## Task directions
Take the line that has "OCR this image." in it and every line after it to the end of the entries, and reproduce them exactly.

## Data for this exercise
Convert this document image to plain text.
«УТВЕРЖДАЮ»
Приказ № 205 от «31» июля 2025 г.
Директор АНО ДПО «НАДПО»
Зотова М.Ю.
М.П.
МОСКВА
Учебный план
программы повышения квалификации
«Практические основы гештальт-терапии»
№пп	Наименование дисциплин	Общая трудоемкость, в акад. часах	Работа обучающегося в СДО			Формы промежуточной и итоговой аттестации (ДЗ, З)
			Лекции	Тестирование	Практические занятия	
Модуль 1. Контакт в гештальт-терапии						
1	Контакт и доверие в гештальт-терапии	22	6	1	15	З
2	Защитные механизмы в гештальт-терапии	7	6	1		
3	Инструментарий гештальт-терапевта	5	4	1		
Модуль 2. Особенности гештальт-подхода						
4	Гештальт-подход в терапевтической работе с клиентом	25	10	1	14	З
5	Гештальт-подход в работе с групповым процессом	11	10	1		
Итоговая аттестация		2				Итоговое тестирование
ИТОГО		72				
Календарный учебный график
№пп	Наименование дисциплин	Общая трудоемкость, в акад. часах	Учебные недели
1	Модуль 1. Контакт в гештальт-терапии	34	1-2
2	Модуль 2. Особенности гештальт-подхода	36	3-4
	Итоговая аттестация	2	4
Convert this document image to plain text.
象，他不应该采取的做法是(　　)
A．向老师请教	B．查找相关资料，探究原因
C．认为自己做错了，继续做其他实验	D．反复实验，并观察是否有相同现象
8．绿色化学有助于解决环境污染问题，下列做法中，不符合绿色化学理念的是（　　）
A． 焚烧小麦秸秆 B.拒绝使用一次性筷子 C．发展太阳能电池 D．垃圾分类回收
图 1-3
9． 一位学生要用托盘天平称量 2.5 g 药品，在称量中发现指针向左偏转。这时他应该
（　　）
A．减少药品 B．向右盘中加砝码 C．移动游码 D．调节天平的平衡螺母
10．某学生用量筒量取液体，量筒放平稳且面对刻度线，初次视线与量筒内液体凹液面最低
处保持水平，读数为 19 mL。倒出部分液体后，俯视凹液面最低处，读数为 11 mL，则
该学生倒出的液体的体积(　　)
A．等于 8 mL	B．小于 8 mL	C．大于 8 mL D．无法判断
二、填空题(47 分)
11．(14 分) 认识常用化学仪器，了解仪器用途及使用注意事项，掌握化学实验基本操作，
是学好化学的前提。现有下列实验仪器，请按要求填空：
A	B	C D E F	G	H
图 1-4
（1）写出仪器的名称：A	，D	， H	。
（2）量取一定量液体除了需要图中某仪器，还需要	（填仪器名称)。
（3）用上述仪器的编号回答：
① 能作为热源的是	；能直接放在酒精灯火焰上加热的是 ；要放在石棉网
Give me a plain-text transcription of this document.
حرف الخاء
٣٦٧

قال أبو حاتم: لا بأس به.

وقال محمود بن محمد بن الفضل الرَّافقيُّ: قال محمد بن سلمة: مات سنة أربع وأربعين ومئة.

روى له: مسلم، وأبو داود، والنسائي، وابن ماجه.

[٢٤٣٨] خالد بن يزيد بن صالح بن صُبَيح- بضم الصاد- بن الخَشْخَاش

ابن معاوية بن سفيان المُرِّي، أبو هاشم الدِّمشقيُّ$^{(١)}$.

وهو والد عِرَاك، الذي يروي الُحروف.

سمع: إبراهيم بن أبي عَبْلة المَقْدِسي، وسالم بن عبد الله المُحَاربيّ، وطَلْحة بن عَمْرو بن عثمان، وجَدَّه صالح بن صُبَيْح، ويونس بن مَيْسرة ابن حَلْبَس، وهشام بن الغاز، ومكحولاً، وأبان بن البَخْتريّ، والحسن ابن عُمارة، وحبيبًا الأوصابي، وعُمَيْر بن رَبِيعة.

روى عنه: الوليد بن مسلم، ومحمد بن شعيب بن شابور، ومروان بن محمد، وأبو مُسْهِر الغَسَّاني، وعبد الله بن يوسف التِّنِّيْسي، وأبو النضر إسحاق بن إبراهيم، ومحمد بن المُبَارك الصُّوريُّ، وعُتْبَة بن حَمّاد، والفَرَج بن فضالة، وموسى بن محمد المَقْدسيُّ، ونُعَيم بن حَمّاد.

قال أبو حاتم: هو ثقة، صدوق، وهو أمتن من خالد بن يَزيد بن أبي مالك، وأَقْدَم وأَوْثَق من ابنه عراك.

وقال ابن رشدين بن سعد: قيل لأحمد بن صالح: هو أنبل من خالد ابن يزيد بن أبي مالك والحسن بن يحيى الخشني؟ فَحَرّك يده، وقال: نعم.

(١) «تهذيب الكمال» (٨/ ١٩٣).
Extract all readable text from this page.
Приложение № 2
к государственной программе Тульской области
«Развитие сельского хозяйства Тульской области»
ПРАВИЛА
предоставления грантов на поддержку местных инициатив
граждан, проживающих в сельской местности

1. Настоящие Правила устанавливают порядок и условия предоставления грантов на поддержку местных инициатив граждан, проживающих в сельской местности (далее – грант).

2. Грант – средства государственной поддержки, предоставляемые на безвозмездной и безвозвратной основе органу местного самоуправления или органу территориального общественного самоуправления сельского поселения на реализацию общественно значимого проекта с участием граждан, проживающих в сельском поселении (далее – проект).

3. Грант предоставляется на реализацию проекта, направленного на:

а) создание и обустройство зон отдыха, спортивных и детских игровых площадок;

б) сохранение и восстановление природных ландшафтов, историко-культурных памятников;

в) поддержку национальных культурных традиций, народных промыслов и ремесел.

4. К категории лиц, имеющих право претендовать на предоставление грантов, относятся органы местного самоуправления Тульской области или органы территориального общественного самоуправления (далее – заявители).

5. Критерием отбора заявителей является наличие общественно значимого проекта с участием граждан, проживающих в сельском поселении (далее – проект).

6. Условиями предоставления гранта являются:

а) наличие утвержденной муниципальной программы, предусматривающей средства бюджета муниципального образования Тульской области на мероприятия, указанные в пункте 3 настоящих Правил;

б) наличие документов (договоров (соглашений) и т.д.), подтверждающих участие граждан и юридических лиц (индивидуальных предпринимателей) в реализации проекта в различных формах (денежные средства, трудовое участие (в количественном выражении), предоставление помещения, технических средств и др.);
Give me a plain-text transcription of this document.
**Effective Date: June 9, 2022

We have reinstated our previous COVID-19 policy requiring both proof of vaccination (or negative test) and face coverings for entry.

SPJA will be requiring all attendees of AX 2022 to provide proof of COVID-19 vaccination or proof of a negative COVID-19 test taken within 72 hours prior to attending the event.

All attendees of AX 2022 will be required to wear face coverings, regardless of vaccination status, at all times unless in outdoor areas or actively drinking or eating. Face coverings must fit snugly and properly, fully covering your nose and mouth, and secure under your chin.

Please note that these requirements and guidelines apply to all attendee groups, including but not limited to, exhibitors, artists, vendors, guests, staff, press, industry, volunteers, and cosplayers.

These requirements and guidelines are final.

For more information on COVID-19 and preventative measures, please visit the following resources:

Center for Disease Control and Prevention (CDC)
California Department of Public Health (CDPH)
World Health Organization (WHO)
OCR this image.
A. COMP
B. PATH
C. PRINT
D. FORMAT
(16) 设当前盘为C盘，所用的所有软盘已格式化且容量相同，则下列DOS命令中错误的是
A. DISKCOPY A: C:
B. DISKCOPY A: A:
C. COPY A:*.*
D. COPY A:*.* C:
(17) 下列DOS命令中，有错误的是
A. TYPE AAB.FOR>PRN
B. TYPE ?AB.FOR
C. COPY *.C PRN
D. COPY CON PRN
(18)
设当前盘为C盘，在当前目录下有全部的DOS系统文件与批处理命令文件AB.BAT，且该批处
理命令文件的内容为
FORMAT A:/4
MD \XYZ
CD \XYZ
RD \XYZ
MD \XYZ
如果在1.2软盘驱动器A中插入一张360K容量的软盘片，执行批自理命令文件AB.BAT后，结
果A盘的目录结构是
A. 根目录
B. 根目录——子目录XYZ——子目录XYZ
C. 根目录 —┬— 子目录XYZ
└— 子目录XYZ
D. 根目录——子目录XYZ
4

## Output of the task
OCR this image.
A. COMP
B. PATH
C. PRINT
D. FORMAT
(16) 设当前盘为C盘，所用的所有软盘已格式化且容量相同，则下列DOS命令中错误的是
A. DISKCOPY A: C:
B. DISKCOPY A: A:
C. COPY A:*.*
D. COPY A:*.* C:
(17) 下列DOS命令中，有错误的是
A. TYPE AAB.FOR>PRN
B. TYPE ?AB.FOR
C. COPY *.C PRN
D. COPY CON PRN
(18)
设当前盘为C盘，在当前目录下有全部的DOS系统文件与批处理命令文件AB.BAT，且该批处
理命令文件的内容为
FORMAT A:/4
MD \XYZ
CD \XYZ
RD \XYZ
MD \XYZ
如果在1.2软盘驱动器A中插入一张360K容量的软盘片，执行批自理命令文件AB.BAT后，结
果A盘的目录结构是
A. 根目录
B. 根目录——子目录XYZ——子目录XYZ
C. 根目录 —┬— 子目录XYZ
└— 子目录XYZ
D. 根目录——子目录XYZ
4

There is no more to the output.